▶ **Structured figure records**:
— BEGIN —

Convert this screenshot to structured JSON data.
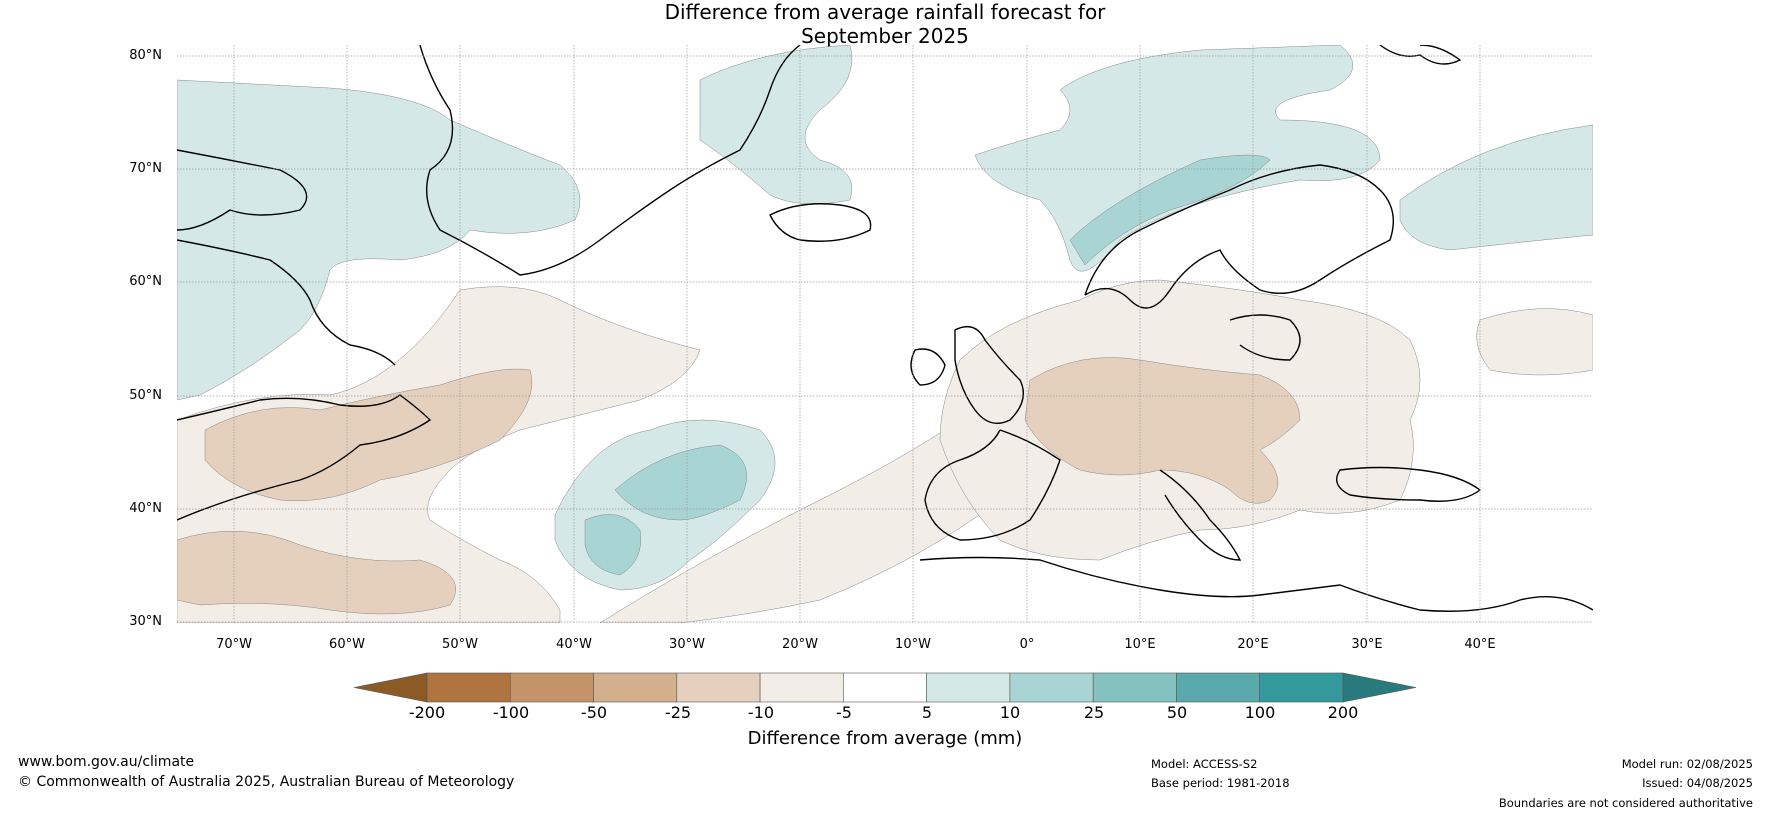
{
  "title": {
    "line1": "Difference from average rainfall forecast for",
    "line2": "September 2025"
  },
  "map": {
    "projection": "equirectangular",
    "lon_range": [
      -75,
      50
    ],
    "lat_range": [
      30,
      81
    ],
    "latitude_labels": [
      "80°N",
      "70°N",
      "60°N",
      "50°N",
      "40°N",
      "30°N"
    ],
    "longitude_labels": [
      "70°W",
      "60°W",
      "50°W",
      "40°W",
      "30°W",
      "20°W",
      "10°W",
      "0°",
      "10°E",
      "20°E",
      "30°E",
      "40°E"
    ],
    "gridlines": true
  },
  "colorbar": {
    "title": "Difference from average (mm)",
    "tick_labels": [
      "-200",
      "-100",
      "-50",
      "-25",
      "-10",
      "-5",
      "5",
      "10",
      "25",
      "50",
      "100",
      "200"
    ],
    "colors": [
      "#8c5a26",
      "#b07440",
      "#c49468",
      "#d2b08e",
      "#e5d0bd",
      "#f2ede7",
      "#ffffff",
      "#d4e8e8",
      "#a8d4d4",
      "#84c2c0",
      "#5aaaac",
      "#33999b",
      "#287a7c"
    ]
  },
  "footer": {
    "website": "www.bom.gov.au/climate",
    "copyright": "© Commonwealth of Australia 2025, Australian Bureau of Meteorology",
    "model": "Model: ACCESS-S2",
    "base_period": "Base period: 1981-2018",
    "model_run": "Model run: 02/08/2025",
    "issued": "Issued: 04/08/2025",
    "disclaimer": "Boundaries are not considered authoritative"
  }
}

— END —

Pick out every line above that holds the word "from" and copy it.

▶ **WRITTEN RESPONSE**:
    "line1": "Difference from average rainfall forecast for",
    "title": "Difference from average (mm)",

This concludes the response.